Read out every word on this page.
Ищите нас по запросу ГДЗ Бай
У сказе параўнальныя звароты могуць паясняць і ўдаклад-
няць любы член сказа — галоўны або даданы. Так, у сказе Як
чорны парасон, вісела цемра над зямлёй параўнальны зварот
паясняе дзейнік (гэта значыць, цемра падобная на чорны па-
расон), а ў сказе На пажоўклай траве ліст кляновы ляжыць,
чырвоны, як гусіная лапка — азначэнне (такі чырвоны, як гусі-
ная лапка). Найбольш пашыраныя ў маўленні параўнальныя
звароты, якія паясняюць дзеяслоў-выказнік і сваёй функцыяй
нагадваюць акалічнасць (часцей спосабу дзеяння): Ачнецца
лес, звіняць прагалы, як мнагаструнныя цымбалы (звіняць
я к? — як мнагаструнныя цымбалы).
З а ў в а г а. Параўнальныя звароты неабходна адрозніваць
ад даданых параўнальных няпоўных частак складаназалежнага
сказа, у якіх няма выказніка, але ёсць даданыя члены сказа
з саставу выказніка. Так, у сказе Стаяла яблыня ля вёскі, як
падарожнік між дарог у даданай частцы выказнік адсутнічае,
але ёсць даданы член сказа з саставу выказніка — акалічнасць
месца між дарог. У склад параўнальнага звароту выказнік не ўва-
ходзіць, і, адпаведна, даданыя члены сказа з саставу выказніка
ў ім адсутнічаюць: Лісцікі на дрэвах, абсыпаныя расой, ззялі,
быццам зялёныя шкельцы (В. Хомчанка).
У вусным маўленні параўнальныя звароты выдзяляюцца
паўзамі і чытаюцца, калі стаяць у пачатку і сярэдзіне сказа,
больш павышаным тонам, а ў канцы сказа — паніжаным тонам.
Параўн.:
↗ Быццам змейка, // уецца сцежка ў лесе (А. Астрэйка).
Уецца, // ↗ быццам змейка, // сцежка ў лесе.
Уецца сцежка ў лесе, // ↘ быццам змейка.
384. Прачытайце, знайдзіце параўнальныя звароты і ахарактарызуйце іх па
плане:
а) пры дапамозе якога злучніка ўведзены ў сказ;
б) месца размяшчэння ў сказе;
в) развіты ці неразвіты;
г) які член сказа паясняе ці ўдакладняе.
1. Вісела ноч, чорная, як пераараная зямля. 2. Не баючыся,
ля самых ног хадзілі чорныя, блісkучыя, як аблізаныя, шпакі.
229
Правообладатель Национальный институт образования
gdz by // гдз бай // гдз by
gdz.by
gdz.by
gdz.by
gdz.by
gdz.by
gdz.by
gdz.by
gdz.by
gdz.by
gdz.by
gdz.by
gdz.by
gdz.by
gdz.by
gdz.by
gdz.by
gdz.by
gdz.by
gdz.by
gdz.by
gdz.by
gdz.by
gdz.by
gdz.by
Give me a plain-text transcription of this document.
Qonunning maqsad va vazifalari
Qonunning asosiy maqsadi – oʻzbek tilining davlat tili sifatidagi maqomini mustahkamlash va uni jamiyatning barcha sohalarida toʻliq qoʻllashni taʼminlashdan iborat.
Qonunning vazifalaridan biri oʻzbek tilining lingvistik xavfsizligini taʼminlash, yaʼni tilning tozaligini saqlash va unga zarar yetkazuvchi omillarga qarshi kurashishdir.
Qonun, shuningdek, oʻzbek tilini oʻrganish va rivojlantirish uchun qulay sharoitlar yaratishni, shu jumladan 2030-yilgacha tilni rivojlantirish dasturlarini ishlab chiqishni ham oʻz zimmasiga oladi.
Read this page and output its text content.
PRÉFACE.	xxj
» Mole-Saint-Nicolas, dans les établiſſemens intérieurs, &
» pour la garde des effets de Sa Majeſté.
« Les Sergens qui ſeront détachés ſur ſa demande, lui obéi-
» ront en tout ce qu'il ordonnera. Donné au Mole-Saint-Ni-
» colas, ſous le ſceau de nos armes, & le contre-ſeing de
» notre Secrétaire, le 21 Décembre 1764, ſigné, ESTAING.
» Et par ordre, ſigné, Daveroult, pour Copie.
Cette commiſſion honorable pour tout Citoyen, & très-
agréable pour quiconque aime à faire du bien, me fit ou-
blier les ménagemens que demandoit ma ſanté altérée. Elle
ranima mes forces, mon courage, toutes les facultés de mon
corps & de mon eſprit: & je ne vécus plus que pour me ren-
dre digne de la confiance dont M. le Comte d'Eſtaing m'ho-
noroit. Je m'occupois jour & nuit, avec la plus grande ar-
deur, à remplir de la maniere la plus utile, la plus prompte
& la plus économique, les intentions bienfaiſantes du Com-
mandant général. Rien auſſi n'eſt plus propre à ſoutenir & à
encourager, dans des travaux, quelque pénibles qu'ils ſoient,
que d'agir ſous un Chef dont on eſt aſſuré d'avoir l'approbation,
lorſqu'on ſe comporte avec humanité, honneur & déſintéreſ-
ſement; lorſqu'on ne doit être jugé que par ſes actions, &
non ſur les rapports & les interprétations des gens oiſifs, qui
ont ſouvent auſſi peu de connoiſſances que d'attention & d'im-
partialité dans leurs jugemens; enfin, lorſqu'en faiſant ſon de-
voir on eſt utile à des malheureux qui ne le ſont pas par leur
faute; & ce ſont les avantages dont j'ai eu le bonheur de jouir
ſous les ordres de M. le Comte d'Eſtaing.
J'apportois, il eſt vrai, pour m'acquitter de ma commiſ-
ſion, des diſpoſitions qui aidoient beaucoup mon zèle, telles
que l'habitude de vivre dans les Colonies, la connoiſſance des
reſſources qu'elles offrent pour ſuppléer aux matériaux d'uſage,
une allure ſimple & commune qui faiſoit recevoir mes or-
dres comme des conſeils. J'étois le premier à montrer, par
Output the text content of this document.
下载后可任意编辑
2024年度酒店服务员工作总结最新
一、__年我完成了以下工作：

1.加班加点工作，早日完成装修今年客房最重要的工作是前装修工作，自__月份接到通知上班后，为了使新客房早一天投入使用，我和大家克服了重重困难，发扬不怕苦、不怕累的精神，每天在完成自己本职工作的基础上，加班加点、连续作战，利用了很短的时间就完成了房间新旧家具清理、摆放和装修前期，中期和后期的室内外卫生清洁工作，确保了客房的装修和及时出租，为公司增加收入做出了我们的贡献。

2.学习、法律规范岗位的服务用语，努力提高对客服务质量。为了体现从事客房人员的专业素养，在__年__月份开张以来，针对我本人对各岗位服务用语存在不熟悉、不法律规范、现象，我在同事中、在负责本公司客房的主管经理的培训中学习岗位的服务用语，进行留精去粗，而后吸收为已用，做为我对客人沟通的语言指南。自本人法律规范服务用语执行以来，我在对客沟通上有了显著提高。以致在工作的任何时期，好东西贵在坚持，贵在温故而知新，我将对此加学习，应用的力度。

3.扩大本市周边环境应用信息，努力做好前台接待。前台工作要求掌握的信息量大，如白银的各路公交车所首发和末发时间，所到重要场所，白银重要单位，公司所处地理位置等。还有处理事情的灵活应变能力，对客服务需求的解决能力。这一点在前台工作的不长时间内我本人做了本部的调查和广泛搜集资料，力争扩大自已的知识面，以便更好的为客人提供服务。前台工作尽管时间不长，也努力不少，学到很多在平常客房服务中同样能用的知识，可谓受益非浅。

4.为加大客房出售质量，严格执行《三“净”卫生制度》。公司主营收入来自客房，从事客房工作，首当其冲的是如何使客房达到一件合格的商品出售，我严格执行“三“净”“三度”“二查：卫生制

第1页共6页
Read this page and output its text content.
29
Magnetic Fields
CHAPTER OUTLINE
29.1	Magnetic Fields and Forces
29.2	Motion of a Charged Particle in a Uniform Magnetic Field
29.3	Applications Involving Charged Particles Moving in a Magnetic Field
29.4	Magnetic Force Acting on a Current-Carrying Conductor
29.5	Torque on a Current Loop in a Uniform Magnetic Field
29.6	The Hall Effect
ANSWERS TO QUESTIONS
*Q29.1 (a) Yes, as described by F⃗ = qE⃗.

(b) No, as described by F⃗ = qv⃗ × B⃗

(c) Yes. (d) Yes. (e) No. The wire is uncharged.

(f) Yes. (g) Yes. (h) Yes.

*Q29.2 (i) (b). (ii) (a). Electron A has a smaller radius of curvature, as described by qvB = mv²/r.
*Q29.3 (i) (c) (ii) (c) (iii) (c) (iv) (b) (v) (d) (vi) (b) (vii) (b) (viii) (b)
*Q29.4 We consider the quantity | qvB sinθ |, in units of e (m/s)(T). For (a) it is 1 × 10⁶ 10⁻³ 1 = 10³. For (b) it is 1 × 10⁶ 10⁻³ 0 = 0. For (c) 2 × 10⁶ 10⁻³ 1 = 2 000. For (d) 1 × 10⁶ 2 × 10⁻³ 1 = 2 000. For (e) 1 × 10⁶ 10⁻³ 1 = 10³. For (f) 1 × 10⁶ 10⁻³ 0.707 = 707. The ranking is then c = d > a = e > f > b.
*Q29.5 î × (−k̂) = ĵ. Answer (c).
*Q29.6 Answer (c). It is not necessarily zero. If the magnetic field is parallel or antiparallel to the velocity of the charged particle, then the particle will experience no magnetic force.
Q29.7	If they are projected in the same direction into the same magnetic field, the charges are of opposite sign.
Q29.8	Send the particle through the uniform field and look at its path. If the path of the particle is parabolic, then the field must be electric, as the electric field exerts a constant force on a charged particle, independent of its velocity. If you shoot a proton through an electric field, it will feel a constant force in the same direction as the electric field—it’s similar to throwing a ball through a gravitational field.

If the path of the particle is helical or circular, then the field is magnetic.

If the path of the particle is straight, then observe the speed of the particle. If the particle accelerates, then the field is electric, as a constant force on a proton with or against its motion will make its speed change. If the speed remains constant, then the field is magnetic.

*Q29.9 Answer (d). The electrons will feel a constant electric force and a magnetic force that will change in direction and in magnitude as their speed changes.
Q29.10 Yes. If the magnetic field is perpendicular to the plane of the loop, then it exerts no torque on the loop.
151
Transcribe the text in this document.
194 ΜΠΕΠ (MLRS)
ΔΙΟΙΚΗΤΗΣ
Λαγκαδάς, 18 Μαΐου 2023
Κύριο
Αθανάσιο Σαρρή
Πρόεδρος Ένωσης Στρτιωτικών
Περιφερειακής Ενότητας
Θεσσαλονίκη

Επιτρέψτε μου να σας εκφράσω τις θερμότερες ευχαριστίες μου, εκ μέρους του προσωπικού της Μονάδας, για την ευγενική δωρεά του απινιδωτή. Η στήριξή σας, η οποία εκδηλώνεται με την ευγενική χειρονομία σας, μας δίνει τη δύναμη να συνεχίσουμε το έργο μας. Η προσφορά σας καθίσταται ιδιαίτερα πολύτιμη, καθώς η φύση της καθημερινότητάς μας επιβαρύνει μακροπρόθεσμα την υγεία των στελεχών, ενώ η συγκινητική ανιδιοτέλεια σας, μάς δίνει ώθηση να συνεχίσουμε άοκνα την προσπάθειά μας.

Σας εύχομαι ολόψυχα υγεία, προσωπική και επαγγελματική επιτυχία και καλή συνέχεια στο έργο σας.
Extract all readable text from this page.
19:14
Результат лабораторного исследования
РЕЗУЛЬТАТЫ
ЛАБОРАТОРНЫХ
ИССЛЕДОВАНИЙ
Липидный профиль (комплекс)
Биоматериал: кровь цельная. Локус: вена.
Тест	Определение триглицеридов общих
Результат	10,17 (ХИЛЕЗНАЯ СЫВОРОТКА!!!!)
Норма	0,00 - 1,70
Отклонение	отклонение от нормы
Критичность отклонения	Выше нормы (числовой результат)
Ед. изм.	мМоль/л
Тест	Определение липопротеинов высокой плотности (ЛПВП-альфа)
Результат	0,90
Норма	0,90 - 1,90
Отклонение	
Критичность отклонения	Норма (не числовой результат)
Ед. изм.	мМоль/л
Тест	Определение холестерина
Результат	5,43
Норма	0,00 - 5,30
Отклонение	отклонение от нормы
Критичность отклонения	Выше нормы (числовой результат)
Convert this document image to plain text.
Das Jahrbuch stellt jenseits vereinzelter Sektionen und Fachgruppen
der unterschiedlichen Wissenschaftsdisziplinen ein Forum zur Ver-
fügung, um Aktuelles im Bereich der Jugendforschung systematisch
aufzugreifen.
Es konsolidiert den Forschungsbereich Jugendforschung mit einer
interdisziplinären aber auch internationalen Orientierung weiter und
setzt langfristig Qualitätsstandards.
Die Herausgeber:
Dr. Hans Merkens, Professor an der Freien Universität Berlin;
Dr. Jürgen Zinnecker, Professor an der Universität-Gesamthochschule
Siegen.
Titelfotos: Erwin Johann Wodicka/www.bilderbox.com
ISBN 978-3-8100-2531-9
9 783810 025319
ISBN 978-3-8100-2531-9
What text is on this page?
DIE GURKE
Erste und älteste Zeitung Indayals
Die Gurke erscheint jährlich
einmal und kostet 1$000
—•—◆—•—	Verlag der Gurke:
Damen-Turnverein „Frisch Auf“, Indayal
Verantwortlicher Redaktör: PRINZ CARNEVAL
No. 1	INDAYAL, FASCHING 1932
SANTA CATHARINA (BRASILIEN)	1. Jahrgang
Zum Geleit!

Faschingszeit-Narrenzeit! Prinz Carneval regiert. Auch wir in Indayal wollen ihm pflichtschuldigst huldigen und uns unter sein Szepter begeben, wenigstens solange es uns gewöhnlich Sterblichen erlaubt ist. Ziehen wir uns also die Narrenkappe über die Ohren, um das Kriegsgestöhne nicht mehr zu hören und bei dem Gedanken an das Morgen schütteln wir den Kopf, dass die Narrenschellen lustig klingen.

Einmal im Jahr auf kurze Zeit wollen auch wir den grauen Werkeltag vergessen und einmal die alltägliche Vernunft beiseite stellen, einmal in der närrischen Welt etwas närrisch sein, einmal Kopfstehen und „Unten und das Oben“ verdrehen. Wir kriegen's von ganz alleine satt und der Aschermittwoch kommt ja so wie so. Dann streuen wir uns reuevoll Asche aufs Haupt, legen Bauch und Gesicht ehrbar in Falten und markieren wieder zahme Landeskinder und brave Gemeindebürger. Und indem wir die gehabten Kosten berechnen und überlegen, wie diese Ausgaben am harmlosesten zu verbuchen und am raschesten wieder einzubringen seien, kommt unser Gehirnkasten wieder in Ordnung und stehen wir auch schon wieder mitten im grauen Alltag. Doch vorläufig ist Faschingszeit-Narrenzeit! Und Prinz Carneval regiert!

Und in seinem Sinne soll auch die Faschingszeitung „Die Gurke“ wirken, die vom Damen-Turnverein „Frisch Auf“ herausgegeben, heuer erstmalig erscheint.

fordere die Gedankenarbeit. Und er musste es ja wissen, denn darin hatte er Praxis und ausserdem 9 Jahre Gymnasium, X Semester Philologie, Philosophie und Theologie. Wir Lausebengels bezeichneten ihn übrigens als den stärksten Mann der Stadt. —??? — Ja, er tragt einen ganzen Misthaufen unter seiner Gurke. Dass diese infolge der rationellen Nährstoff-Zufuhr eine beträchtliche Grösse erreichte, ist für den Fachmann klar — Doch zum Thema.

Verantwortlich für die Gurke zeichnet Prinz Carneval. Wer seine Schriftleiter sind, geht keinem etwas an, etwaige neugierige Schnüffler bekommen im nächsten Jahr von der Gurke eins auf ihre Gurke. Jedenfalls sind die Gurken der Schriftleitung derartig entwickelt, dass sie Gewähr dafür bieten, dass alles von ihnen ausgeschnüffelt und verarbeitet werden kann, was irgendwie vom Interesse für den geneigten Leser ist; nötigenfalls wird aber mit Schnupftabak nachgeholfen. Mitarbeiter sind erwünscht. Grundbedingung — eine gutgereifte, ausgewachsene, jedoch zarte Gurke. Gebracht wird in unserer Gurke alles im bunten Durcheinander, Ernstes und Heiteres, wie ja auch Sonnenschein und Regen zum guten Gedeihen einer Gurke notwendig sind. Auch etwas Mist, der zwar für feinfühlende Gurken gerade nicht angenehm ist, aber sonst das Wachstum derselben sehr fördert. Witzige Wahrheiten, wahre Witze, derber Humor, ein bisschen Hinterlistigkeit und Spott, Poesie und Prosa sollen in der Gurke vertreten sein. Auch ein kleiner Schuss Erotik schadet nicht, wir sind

OBJECTIVE –
Go through the material line by line. Show each line that contains the string "path".

REPLY –
Q29.8	Send the particle through the uniform field and look at its path. If the path of the particle is parabolic, then the field must be electric, as the electric field exerts a constant force on a charged particle, independent of its velocity. If you shoot a proton through an electric field, it will feel a constant force in the same direction as the electric field—it’s similar to throwing a ball through a gravitational field.
If the path of the particle is helical or circular, then the field is magnetic.
If the path of the particle is straight, then observe the speed of the particle. If the particle accelerates, then the field is electric, as a constant force on a proton with or against its motion will make its speed change. If the speed remains constant, then the field is magnetic.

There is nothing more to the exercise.